Direction:
Write out the listing below exactly, and omit any images you find in it.

Extracted material:
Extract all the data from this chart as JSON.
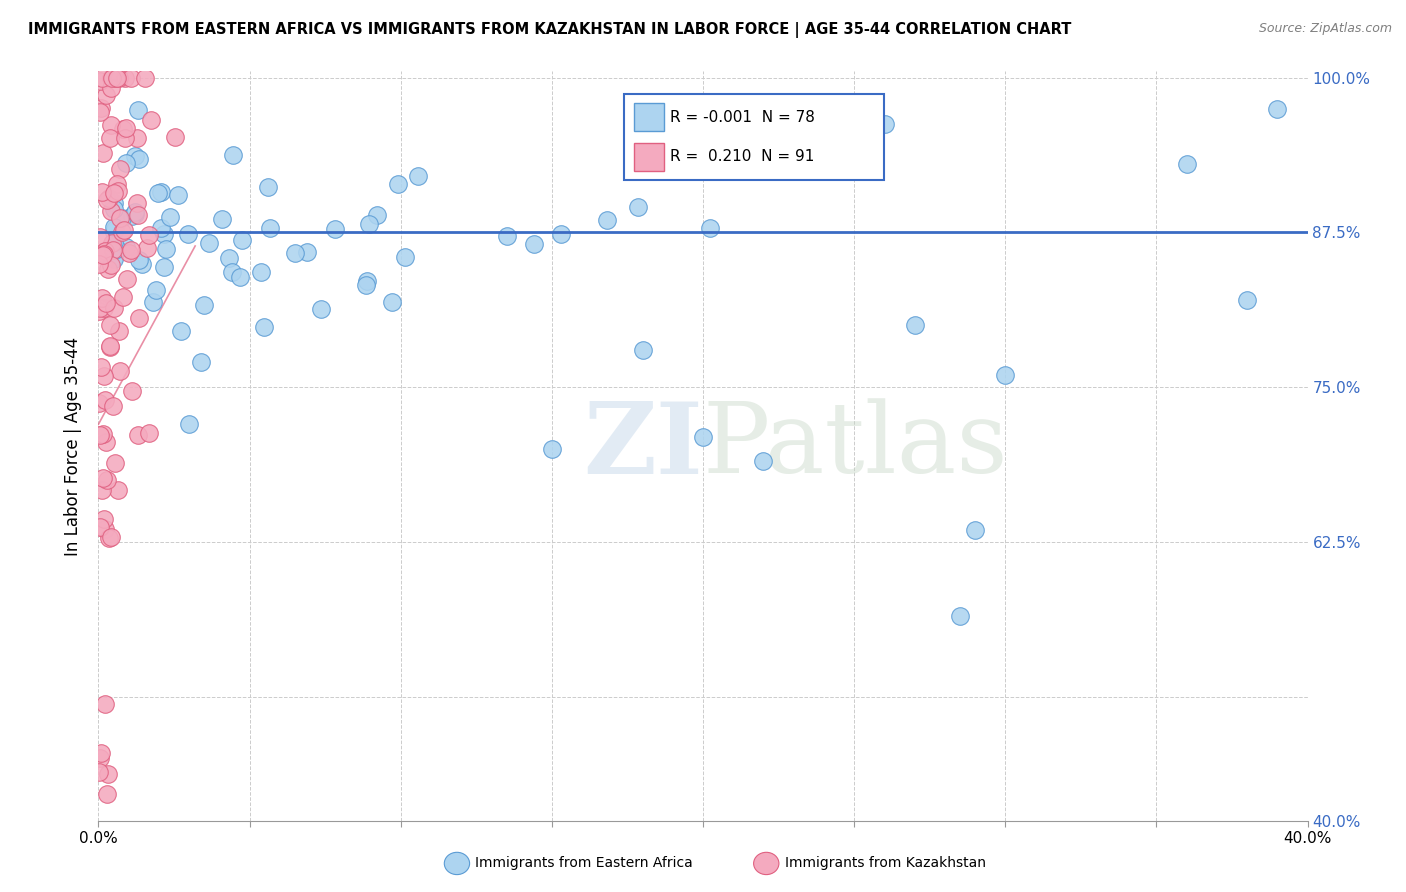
{
  "title": "IMMIGRANTS FROM EASTERN AFRICA VS IMMIGRANTS FROM KAZAKHSTAN IN LABOR FORCE | AGE 35-44 CORRELATION CHART",
  "source": "Source: ZipAtlas.com",
  "ylabel": "In Labor Force | Age 35-44",
  "xlim": [
    0.0,
    0.4
  ],
  "ylim": [
    0.4,
    1.005
  ],
  "xtick_pos": [
    0.0,
    0.05,
    0.1,
    0.15,
    0.2,
    0.25,
    0.3,
    0.35,
    0.4
  ],
  "xticklabels": [
    "0.0%",
    "",
    "",
    "",
    "",
    "",
    "",
    "",
    "40.0%"
  ],
  "ytick_positions": [
    0.4,
    0.5,
    0.625,
    0.75,
    0.875,
    1.0
  ],
  "yticklabels_right": [
    "40.0%",
    "",
    "62.5%",
    "75.0%",
    "87.5%",
    "100.0%"
  ],
  "hline_y": 0.875,
  "hline_color": "#3A6BC4",
  "watermark_text": "ZIPatlas",
  "legend_r1": "-0.001",
  "legend_n1": "78",
  "legend_r2": "0.210",
  "legend_n2": "91",
  "blue_color": "#ADD4F0",
  "pink_color": "#F4AABF",
  "blue_edge": "#5A9BD4",
  "pink_edge": "#E06080",
  "legend_box_edge": "#3A6BC4",
  "source_color": "#808080"
}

Response to the task:
Extract all the data from this chart as JSON.
{
  "title": "IMMIGRANTS FROM EASTERN AFRICA VS IMMIGRANTS FROM KAZAKHSTAN IN LABOR FORCE | AGE 35-44 CORRELATION CHART",
  "source": "Source: ZipAtlas.com",
  "ylabel": "In Labor Force | Age 35-44",
  "xlim": [
    0.0,
    0.4
  ],
  "ylim": [
    0.4,
    1.005
  ],
  "xtick_pos": [
    0.0,
    0.05,
    0.1,
    0.15,
    0.2,
    0.25,
    0.3,
    0.35,
    0.4
  ],
  "xticklabels": [
    "0.0%",
    "",
    "",
    "",
    "",
    "",
    "",
    "",
    "40.0%"
  ],
  "ytick_positions": [
    0.4,
    0.5,
    0.625,
    0.75,
    0.875,
    1.0
  ],
  "yticklabels_right": [
    "40.0%",
    "",
    "62.5%",
    "75.0%",
    "87.5%",
    "100.0%"
  ],
  "hline_y": 0.875,
  "hline_color": "#3A6BC4",
  "watermark_text": "ZIPatlas",
  "legend_r1": "-0.001",
  "legend_n1": "78",
  "legend_r2": "0.210",
  "legend_n2": "91",
  "blue_color": "#ADD4F0",
  "pink_color": "#F4AABF",
  "blue_edge": "#5A9BD4",
  "pink_edge": "#E06080",
  "legend_box_edge": "#3A6BC4",
  "source_color": "#808080"
}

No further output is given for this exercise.